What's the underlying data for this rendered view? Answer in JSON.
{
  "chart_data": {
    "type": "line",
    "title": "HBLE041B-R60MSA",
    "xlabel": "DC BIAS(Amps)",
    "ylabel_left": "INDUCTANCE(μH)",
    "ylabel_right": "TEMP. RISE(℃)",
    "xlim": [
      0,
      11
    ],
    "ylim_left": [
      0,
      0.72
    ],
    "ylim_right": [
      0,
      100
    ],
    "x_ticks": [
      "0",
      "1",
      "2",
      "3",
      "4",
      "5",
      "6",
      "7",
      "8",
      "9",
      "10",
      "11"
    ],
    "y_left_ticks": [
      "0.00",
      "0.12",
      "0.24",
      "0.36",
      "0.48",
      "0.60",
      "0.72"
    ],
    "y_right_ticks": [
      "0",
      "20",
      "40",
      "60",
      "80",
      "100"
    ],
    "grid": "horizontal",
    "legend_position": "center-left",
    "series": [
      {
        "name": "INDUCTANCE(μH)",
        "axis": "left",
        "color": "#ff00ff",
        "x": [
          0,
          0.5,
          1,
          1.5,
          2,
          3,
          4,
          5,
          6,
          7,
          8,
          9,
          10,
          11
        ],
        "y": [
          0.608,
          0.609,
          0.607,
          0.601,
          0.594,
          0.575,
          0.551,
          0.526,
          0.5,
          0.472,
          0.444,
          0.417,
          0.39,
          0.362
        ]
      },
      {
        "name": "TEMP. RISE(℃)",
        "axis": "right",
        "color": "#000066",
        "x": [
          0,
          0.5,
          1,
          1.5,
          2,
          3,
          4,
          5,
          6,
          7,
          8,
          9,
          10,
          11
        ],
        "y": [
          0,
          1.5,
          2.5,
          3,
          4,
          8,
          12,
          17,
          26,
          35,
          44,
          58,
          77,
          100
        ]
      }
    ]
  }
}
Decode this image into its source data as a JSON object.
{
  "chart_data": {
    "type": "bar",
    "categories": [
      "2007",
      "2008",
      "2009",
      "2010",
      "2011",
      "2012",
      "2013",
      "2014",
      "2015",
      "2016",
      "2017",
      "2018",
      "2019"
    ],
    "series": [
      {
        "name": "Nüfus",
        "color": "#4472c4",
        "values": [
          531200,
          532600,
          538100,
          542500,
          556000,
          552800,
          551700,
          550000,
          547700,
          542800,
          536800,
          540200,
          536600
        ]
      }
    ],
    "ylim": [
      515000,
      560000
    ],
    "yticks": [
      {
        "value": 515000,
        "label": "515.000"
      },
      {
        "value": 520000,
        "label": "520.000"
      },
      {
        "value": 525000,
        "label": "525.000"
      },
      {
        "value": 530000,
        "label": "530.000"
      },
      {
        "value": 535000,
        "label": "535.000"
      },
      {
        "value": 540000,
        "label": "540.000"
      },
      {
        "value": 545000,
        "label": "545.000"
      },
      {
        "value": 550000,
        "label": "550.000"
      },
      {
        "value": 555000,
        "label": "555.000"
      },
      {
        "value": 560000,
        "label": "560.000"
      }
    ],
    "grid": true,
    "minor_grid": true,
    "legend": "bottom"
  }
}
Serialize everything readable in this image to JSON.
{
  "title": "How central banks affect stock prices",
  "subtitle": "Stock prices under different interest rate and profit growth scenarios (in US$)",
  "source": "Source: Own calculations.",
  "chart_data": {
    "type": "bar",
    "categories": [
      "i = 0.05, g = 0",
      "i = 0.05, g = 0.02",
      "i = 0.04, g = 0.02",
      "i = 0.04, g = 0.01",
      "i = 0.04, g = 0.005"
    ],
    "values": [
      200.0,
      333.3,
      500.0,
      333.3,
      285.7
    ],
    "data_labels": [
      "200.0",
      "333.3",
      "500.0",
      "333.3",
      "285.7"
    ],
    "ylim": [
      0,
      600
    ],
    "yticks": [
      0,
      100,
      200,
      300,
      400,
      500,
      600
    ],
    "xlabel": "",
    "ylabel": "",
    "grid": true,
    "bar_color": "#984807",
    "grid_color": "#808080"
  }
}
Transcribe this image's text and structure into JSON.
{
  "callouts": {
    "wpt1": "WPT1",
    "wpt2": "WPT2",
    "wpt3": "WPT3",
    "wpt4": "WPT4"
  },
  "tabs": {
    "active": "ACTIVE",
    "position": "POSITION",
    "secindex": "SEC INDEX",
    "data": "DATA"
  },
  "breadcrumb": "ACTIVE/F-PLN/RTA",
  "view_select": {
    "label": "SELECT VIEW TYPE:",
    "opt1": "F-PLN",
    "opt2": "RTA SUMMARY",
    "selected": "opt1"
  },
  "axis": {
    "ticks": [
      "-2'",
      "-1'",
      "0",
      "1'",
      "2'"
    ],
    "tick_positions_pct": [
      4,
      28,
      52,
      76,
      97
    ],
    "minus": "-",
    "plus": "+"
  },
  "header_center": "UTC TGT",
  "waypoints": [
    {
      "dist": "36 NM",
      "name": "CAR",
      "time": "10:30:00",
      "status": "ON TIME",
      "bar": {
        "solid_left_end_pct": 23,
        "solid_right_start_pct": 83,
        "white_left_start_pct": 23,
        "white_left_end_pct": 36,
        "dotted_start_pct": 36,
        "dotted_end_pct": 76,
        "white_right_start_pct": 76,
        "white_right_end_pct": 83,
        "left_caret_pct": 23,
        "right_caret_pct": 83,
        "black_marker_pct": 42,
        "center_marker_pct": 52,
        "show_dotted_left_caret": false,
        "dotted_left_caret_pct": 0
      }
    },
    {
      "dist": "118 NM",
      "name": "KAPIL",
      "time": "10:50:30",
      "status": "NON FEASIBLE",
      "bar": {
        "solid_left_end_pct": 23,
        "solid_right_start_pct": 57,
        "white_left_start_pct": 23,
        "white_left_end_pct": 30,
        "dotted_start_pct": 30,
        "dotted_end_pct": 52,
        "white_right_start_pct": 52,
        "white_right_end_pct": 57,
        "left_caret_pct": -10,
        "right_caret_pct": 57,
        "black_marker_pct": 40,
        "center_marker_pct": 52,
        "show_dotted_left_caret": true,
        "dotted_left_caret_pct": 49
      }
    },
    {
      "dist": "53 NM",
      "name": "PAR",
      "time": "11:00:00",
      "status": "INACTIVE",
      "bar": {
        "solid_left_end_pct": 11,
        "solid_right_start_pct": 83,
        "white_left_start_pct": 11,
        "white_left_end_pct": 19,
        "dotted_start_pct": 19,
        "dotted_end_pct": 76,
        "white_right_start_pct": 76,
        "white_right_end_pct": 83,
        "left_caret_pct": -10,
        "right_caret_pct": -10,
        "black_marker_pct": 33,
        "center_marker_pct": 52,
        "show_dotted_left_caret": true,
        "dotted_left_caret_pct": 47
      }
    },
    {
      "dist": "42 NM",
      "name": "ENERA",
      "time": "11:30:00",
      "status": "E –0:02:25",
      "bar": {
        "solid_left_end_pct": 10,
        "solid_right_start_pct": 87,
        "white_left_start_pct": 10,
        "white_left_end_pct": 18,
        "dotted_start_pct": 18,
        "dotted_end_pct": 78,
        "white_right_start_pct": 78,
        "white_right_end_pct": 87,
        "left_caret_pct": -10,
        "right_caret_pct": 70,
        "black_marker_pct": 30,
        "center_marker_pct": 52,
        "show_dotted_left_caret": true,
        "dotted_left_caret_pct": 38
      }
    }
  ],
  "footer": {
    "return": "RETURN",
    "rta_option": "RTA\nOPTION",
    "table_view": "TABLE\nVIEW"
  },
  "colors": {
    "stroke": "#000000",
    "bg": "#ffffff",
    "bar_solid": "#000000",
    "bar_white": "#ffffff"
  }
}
---
JOB :: Your task is to output all of the data above word for word.

FINAL ANSWER ::
What's the underlying data for this rendered view? Answer in JSON.
{
  "chart_data": {
    "type": "line",
    "title": "HBLE041B-R60MSA",
    "xlabel": "DC BIAS(Amps)",
    "ylabel_left": "INDUCTANCE(μH)",
    "ylabel_right": "TEMP. RISE(℃)",
    "xlim": [
      0,
      11
    ],
    "ylim_left": [
      0,
      0.72
    ],
    "ylim_right": [
      0,
      100
    ],
    "x_ticks": [
      "0",
      "1",
      "2",
      "3",
      "4",
      "5",
      "6",
      "7",
      "8",
      "9",
      "10",
      "11"
    ],
    "y_left_ticks": [
      "0.00",
      "0.12",
      "0.24",
      "0.36",
      "0.48",
      "0.60",
      "0.72"
    ],
    "y_right_ticks": [
      "0",
      "20",
      "40",
      "60",
      "80",
      "100"
    ],
    "grid": "horizontal",
    "legend_position": "center-left",
    "series": [
      {
        "name": "INDUCTANCE(μH)",
        "axis": "left",
        "color": "#ff00ff",
        "x": [
          0,
          0.5,
          1,
          1.5,
          2,
          3,
          4,
          5,
          6,
          7,
          8,
          9,
          10,
          11
        ],
        "y": [
          0.608,
          0.609,
          0.607,
          0.601,
          0.594,
          0.575,
          0.551,
          0.526,
          0.5,
          0.472,
          0.444,
          0.417,
          0.39,
          0.362
        ]
      },
      {
        "name": "TEMP. RISE(℃)",
        "axis": "right",
        "color": "#000066",
        "x": [
          0,
          0.5,
          1,
          1.5,
          2,
          3,
          4,
          5,
          6,
          7,
          8,
          9,
          10,
          11
        ],
        "y": [
          0,
          1.5,
          2.5,
          3,
          4,
          8,
          12,
          17,
          26,
          35,
          44,
          58,
          77,
          100
        ]
      }
    ]
  }
}
Decode this image into its source data as a JSON object.
{
  "chart_data": {
    "type": "bar",
    "categories": [
      "2007",
      "2008",
      "2009",
      "2010",
      "2011",
      "2012",
      "2013",
      "2014",
      "2015",
      "2016",
      "2017",
      "2018",
      "2019"
    ],
    "series": [
      {
        "name": "Nüfus",
        "color": "#4472c4",
        "values": [
          531200,
          532600,
          538100,
          542500,
          556000,
          552800,
          551700,
          550000,
          547700,
          542800,
          536800,
          540200,
          536600
        ]
      }
    ],
    "ylim": [
      515000,
      560000
    ],
    "yticks": [
      {
        "value": 515000,
        "label": "515.000"
      },
      {
        "value": 520000,
        "label": "520.000"
      },
      {
        "value": 525000,
        "label": "525.000"
      },
      {
        "value": 530000,
        "label": "530.000"
      },
      {
        "value": 535000,
        "label": "535.000"
      },
      {
        "value": 540000,
        "label": "540.000"
      },
      {
        "value": 545000,
        "label": "545.000"
      },
      {
        "value": 550000,
        "label": "550.000"
      },
      {
        "value": 555000,
        "label": "555.000"
      },
      {
        "value": 560000,
        "label": "560.000"
      }
    ],
    "grid": true,
    "minor_grid": true,
    "legend": "bottom"
  }
}
Serialize everything readable in this image to JSON.
{
  "title": "How central banks affect stock prices",
  "subtitle": "Stock prices under different interest rate and profit growth scenarios (in US$)",
  "source": "Source: Own calculations.",
  "chart_data": {
    "type": "bar",
    "categories": [
      "i = 0.05, g = 0",
      "i = 0.05, g = 0.02",
      "i = 0.04, g = 0.02",
      "i = 0.04, g = 0.01",
      "i = 0.04, g = 0.005"
    ],
    "values": [
      200.0,
      333.3,
      500.0,
      333.3,
      285.7
    ],
    "data_labels": [
      "200.0",
      "333.3",
      "500.0",
      "333.3",
      "285.7"
    ],
    "ylim": [
      0,
      600
    ],
    "yticks": [
      0,
      100,
      200,
      300,
      400,
      500,
      600
    ],
    "xlabel": "",
    "ylabel": "",
    "grid": true,
    "bar_color": "#984807",
    "grid_color": "#808080"
  }
}
Transcribe this image's text and structure into JSON.
{
  "callouts": {
    "wpt1": "WPT1",
    "wpt2": "WPT2",
    "wpt3": "WPT3",
    "wpt4": "WPT4"
  },
  "tabs": {
    "active": "ACTIVE",
    "position": "POSITION",
    "secindex": "SEC INDEX",
    "data": "DATA"
  },
  "breadcrumb": "ACTIVE/F-PLN/RTA",
  "view_select": {
    "label": "SELECT VIEW TYPE:",
    "opt1": "F-PLN",
    "opt2": "RTA SUMMARY",
    "selected": "opt1"
  },
  "axis": {
    "ticks": [
      "-2'",
      "-1'",
      "0",
      "1'",
      "2'"
    ],
    "tick_positions_pct": [
      4,
      28,
      52,
      76,
      97
    ],
    "minus": "-",
    "plus": "+"
  },
  "header_center": "UTC TGT",
  "waypoints": [
    {
      "dist": "36 NM",
      "name": "CAR",
      "time": "10:30:00",
      "status": "ON TIME",
      "bar": {
        "solid_left_end_pct": 23,
        "solid_right_start_pct": 83,
        "white_left_start_pct": 23,
        "white_left_end_pct": 36,
        "dotted_start_pct": 36,
        "dotted_end_pct": 76,
        "white_right_start_pct": 76,
        "white_right_end_pct": 83,
        "left_caret_pct": 23,
        "right_caret_pct": 83,
        "black_marker_pct": 42,
        "center_marker_pct": 52,
        "show_dotted_left_caret": false,
        "dotted_left_caret_pct": 0
      }
    },
    {
      "dist": "118 NM",
      "name": "KAPIL",
      "time": "10:50:30",
      "status": "NON FEASIBLE",
      "bar": {
        "solid_left_end_pct": 23,
        "solid_right_start_pct": 57,
        "white_left_start_pct": 23,
        "white_left_end_pct": 30,
        "dotted_start_pct": 30,
        "dotted_end_pct": 52,
        "white_right_start_pct": 52,
        "white_right_end_pct": 57,
        "left_caret_pct": -10,
        "right_caret_pct": 57,
        "black_marker_pct": 40,
        "center_marker_pct": 52,
        "show_dotted_left_caret": true,
        "dotted_left_caret_pct": 49
      }
    },
    {
      "dist": "53 NM",
      "name": "PAR",
      "time": "11:00:00",
      "status": "INACTIVE",
      "bar": {
        "solid_left_end_pct": 11,
        "solid_right_start_pct": 83,
        "white_left_start_pct": 11,
        "white_left_end_pct": 19,
        "dotted_start_pct": 19,
        "dotted_end_pct": 76,
        "white_right_start_pct": 76,
        "white_right_end_pct": 83,
        "left_caret_pct": -10,
        "right_caret_pct": -10,
        "black_marker_pct": 33,
        "center_marker_pct": 52,
        "show_dotted_left_caret": true,
        "dotted_left_caret_pct": 47
      }
    },
    {
      "dist": "42 NM",
      "name": "ENERA",
      "time": "11:30:00",
      "status": "E –0:02:25",
      "bar": {
        "solid_left_end_pct": 10,
        "solid_right_start_pct": 87,
        "white_left_start_pct": 10,
        "white_left_end_pct": 18,
        "dotted_start_pct": 18,
        "dotted_end_pct": 78,
        "white_right_start_pct": 78,
        "white_right_end_pct": 87,
        "left_caret_pct": -10,
        "right_caret_pct": 70,
        "black_marker_pct": 30,
        "center_marker_pct": 52,
        "show_dotted_left_caret": true,
        "dotted_left_caret_pct": 38
      }
    }
  ],
  "footer": {
    "return": "RETURN",
    "rta_option": "RTA\nOPTION",
    "table_view": "TABLE\nVIEW"
  },
  "colors": {
    "stroke": "#000000",
    "bg": "#ffffff",
    "bar_solid": "#000000",
    "bar_white": "#ffffff"
  }
}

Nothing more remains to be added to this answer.